- **TEXT SHOWN**

#####

Time-and-motion studies have been widely used to evaluate the performance of individual logging equipment as well as entire harvesting systems [11,12]. This type of study has been essential for predicting machine productivity and utilization rates in various scenarios under similar working conditions [13,14]. However, this approach is limited in terms of data availability due to the relatively short period of data collection and high costs of field work [14,15,16]. Additionally, a number of past studies have assessed performance using the follow-up method, which utilizes historic output records, such as productivity and costs. This can provide more accurate information on long-term performance than time-and-motion studies [17,18,19].
In the Republic of Korea (a.k.a., South Korea), forest land covers an area of 6.3 million hectares (64% of the total land area), and approximately 80% of all forested areas are on steep terrain with slopes greater than 40% [20]. In 2017, the stand density was 154.1 m3/ha, with conifers being the dominant species, namely the Korean red pine (Pinus densiflora), Japanese larch (Larix kaempferi [Lamb.] Carrière), and pitch pine (Pinus rigida Mill). The volume of timber harvested has considerably increased in recent years: from 1.3 million m3 in 2013 to 2.2 million m3 in 2017 [20].
Two harvesting methods are commonly used in South Korea: cut-to-length small-shovel production (CTL-S) and tree-length cable-yarder production harvesting (TL-C). There are a number of past studies that investigate the TL-C method to describe, understand, and improve upon the efficiency of log production and associated operational decisions. Other studies focus on the productivity and operation efficiency of individual machines [21,22], comparing extraction performances among different cable-yarder technologies [23,24], and the effect of yarding direction (uphill vs. downhill) on productivity and cost [10,25] in order to support operational decisions. However, the use of the TL-C method for log hauling activities remains limited since this method requires not only a high skill level, but also an inherently high level of investment [26]. Thus, cable yarding systems have rarely been implemented on steep slopes and remote areas due to operation costs.
In South Korea, CTL-S is the preferred system, and it has replaced TL-C on steep slopes. After felling and processing trees with a chainsaw, 2–4 m logs are extracted using a small shovel, which is a small-sized hydraulic excavator (5.0 metric tons in weight with a 0.2 m3 bucket) with a log grapple (i.e., a small shovel or wood grab; Figure 1). Generally, small-shovel (SS) extraction activities use gravitational energy to transport logs from the stump to the roadside/landing area. For example, on steep terrain, gravity can be useful in assisting with throwing, sliding, and rolling logs downhill [3,27]. Thus, the small shovel-based logging method could be increasingly applied in Korea’s harvesting operations, but the productivity level and costs associated with extracting 2–4 m logs using SS activities remains unclear.
Therefore, in this study, the overall objective was to determine the performance of SSs in various types of forest. In particular, this study sought to: (1) determine the productivity (m3/SMH) and costs (US $/m3) of extracting logs through the follow-up method, (2) establish the influential variables in SS extraction productivity, and (3) develop regression models to predict SS productivity. Further, the results of this study will lead to better-informed SS technology decisions and more efficient production of timber products.

#####

- **RECORD EXTRACTS**
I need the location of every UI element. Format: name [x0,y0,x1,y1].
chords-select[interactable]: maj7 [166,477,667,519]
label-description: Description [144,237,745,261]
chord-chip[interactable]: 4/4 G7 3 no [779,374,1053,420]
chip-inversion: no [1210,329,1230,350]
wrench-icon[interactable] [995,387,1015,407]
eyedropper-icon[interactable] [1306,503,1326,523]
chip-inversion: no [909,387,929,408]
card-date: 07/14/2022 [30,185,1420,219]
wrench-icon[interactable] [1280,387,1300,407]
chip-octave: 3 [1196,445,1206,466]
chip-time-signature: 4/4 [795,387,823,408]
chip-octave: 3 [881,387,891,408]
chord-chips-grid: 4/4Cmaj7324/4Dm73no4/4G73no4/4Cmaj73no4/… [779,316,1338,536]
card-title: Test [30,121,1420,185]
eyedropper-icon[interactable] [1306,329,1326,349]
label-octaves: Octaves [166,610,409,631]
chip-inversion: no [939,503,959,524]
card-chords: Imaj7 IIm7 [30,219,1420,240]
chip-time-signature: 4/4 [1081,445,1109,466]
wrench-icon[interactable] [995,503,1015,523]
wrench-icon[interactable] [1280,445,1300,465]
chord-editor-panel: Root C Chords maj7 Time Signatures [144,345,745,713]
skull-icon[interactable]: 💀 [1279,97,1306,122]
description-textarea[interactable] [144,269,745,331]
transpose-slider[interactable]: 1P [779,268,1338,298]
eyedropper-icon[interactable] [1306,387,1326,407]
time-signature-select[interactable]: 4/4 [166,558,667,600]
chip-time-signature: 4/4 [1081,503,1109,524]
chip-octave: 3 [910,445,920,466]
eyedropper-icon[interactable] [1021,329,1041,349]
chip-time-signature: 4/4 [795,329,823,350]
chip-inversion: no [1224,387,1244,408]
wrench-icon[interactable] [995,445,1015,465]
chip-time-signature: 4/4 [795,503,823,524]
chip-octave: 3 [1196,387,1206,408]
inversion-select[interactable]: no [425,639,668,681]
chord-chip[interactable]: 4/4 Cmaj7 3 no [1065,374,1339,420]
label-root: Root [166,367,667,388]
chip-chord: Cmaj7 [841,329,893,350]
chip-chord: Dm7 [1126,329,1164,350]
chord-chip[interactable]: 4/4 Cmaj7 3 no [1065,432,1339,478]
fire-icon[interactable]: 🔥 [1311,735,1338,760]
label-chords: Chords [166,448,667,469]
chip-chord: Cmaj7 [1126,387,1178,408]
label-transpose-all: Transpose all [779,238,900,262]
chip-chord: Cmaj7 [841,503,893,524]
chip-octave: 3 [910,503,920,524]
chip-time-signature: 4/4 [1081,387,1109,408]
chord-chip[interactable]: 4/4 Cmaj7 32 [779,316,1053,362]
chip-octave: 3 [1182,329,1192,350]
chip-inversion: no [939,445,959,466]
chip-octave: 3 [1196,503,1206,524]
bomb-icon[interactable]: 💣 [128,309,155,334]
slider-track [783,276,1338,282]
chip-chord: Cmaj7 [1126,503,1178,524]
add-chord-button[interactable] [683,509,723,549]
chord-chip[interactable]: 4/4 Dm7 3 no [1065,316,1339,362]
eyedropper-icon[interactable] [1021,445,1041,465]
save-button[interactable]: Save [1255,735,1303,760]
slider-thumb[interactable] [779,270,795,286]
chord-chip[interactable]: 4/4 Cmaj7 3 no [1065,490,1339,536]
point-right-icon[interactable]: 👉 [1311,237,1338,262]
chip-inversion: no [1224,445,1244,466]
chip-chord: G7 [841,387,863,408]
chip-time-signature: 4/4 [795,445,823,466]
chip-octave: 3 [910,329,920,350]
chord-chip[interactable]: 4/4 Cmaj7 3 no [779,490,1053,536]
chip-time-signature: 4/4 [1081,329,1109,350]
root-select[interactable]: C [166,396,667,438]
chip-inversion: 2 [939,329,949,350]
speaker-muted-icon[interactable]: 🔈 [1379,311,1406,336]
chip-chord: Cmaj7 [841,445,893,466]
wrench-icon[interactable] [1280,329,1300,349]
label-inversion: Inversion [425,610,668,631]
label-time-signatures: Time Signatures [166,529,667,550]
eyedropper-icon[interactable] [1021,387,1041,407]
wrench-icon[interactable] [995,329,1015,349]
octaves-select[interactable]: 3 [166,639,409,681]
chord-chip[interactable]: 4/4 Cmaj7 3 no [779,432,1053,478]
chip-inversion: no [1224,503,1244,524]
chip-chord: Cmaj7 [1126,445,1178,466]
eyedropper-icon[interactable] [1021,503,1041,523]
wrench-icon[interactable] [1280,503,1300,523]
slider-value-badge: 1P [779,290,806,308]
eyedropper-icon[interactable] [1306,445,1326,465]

#####

- **STATED TASK 1**
Reproduce the passage of the small-shovel logging text from "Therefore, in this" to "of timber products.".
- **STATED TASK 2**
Arrange the lines of the listing, from its start to the line with "chip-inversion: no [909,387,929,408]", as a JSON list of strings with one string per line and blank lines omitted.

- **REPLY 1**
Therefore, in this study, the overall objective was to determine the performance of SSs in various types of forest. In particular, this study sought to: (1) determine the productivity (m3/SMH) and costs (US $/m3) of extracting logs through the follow-up method, (2) establish the influential variables in SS extraction productivity, and (3) develop regression models to predict SS productivity. Further, the results of this study will lead to better-informed SS technology decisions and more efficient production of timber products.

- **REPLY 2**
[
  "I need the location of every UI element. Format: name [x0,y0,x1,y1].",
  "chords-select[interactable]: maj7 [166,477,667,519]",
  "label-description: Description [144,237,745,261]",
  "chord-chip[interactable]: 4/4 G7 3 no [779,374,1053,420]",
  "chip-inversion: no [1210,329,1230,350]",
  "wrench-icon[interactable] [995,387,1015,407]",
  "eyedropper-icon[interactable] [1306,503,1326,523]",
  "chip-inversion: no [909,387,929,408]"
]